» WHAT YOU SHOULD DO
Pick out all lines of the entries that include the word "ylabel" and copy them.
** start of DATA IN THIS EXERCISE **
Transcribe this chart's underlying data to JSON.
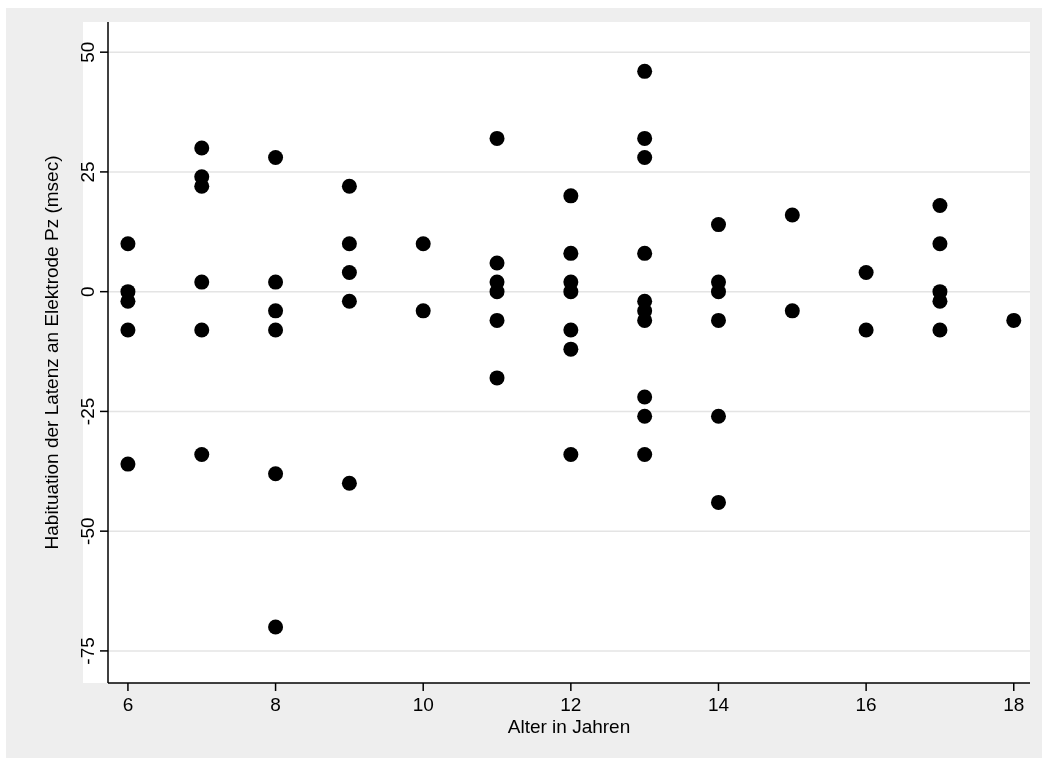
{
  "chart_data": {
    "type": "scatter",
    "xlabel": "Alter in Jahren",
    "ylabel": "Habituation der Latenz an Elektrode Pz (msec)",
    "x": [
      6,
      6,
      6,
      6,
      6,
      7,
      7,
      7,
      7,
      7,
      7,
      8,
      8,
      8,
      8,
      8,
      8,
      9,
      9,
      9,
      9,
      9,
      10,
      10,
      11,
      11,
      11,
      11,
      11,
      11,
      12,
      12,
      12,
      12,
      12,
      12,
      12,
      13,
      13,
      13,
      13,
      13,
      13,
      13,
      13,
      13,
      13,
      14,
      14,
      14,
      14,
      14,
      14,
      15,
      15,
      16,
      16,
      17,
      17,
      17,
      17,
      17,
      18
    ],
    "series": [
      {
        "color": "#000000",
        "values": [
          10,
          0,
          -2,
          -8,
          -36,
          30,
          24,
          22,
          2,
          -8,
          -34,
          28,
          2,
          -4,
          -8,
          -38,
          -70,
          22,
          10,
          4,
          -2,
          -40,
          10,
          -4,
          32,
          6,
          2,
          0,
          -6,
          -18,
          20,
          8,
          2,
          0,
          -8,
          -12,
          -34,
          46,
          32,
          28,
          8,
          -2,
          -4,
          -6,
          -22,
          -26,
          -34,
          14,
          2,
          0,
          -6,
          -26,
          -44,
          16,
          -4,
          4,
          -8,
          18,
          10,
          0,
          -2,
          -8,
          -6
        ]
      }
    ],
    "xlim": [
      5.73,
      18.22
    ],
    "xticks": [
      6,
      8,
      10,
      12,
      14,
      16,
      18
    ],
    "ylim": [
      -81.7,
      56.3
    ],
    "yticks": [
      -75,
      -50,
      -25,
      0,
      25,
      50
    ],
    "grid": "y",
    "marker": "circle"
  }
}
** end of DATA IN THIS EXERCISE **
** start of DATA IN THIS EXERCISE **
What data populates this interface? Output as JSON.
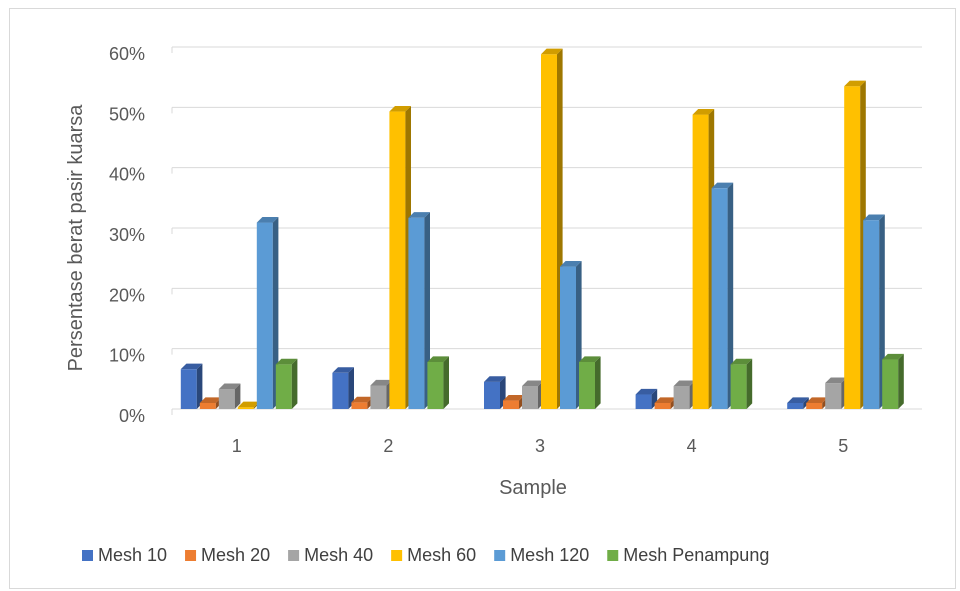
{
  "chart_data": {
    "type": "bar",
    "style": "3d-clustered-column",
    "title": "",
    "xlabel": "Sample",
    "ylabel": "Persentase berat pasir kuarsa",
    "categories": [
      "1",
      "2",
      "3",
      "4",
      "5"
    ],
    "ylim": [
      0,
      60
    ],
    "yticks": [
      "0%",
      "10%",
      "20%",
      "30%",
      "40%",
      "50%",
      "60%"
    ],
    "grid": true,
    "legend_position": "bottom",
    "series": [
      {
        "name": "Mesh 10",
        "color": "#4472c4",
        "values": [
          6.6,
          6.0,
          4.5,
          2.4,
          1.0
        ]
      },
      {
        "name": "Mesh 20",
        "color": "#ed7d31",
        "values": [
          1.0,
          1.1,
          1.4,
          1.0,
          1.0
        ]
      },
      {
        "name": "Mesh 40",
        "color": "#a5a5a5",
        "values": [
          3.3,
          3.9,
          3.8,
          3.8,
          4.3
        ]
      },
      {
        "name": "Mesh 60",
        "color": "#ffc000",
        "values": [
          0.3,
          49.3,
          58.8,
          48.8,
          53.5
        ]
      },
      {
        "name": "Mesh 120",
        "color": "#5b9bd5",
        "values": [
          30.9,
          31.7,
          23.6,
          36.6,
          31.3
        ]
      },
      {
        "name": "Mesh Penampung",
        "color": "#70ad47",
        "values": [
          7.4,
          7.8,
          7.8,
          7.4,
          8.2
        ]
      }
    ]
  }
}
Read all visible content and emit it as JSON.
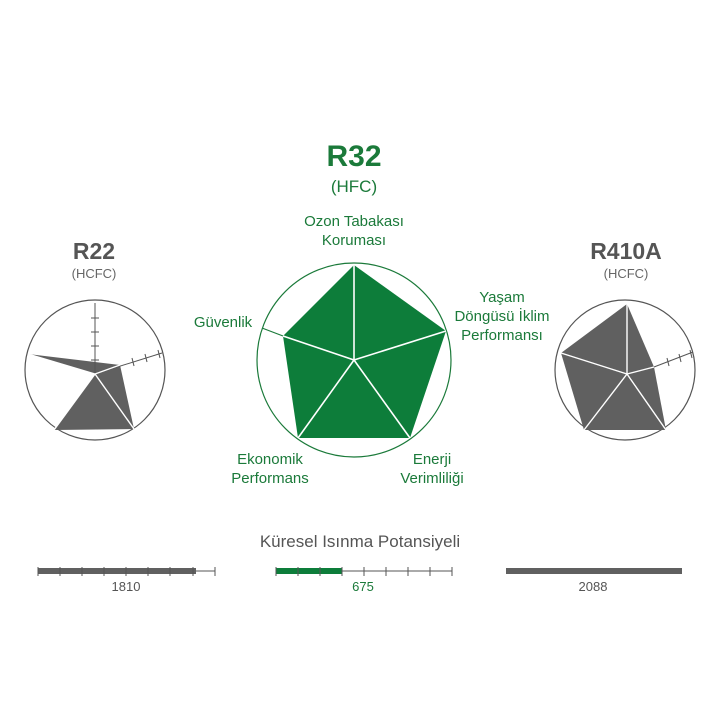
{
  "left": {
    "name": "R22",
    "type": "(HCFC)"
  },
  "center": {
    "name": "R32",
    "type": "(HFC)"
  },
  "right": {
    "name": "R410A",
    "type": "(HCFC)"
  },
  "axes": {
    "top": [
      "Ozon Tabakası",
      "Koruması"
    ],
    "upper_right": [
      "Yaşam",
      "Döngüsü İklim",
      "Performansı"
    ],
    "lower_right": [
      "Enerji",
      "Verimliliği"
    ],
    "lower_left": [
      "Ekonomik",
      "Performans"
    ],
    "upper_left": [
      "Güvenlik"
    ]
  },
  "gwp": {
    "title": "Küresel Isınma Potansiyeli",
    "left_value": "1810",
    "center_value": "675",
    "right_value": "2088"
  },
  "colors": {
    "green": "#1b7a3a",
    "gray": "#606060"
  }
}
** end of DATA IN THIS EXERCISE **
» SOLUTION FOR THIS EXERCISE
    "ylabel": "Habituation der Latenz an Elektrode Pz (msec)",
    "ylabel": "Persentase berat pasir kuarsa",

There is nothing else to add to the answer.